## start Given information

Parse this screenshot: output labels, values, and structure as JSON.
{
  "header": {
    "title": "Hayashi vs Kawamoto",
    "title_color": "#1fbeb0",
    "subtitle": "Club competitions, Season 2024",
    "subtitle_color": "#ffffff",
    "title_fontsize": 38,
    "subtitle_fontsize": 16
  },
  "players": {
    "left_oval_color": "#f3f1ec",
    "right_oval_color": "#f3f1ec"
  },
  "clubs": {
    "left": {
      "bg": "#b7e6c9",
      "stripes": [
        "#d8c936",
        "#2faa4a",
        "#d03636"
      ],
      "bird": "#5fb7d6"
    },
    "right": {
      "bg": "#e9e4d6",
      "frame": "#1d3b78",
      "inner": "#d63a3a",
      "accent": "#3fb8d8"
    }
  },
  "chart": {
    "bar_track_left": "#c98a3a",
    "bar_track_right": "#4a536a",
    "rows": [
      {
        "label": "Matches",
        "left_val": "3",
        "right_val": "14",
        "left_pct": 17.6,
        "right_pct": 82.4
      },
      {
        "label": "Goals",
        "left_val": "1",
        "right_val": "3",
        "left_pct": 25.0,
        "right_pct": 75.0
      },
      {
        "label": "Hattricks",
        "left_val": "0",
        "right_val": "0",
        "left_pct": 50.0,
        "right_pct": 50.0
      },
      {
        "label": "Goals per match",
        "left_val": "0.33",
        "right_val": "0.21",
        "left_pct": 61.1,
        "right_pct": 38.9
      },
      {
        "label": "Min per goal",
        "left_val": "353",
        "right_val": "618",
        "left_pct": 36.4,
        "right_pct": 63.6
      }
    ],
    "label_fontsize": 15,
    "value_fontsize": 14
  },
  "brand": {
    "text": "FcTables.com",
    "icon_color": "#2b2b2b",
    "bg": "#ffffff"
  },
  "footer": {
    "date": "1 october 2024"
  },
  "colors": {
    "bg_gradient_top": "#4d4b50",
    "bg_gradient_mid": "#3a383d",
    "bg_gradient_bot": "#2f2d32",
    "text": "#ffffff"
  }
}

## end Given information

In full and verbatim, repeat the records given above.

Parse this screenshot: output labels, values, and structure as JSON.
{
  "header": {
    "title": "Hayashi vs Kawamoto",
    "title_color": "#1fbeb0",
    "subtitle": "Club competitions, Season 2024",
    "subtitle_color": "#ffffff",
    "title_fontsize": 38,
    "subtitle_fontsize": 16
  },
  "players": {
    "left_oval_color": "#f3f1ec",
    "right_oval_color": "#f3f1ec"
  },
  "clubs": {
    "left": {
      "bg": "#b7e6c9",
      "stripes": [
        "#d8c936",
        "#2faa4a",
        "#d03636"
      ],
      "bird": "#5fb7d6"
    },
    "right": {
      "bg": "#e9e4d6",
      "frame": "#1d3b78",
      "inner": "#d63a3a",
      "accent": "#3fb8d8"
    }
  },
  "chart": {
    "bar_track_left": "#c98a3a",
    "bar_track_right": "#4a536a",
    "rows": [
      {
        "label": "Matches",
        "left_val": "3",
        "right_val": "14",
        "left_pct": 17.6,
        "right_pct": 82.4
      },
      {
        "label": "Goals",
        "left_val": "1",
        "right_val": "3",
        "left_pct": 25.0,
        "right_pct": 75.0
      },
      {
        "label": "Hattricks",
        "left_val": "0",
        "right_val": "0",
        "left_pct": 50.0,
        "right_pct": 50.0
      },
      {
        "label": "Goals per match",
        "left_val": "0.33",
        "right_val": "0.21",
        "left_pct": 61.1,
        "right_pct": 38.9
      },
      {
        "label": "Min per goal",
        "left_val": "353",
        "right_val": "618",
        "left_pct": 36.4,
        "right_pct": 63.6
      }
    ],
    "label_fontsize": 15,
    "value_fontsize": 14
  },
  "brand": {
    "text": "FcTables.com",
    "icon_color": "#2b2b2b",
    "bg": "#ffffff"
  },
  "footer": {
    "date": "1 october 2024"
  },
  "colors": {
    "bg_gradient_top": "#4d4b50",
    "bg_gradient_mid": "#3a383d",
    "bg_gradient_bot": "#2f2d32",
    "text": "#ffffff"
  }
}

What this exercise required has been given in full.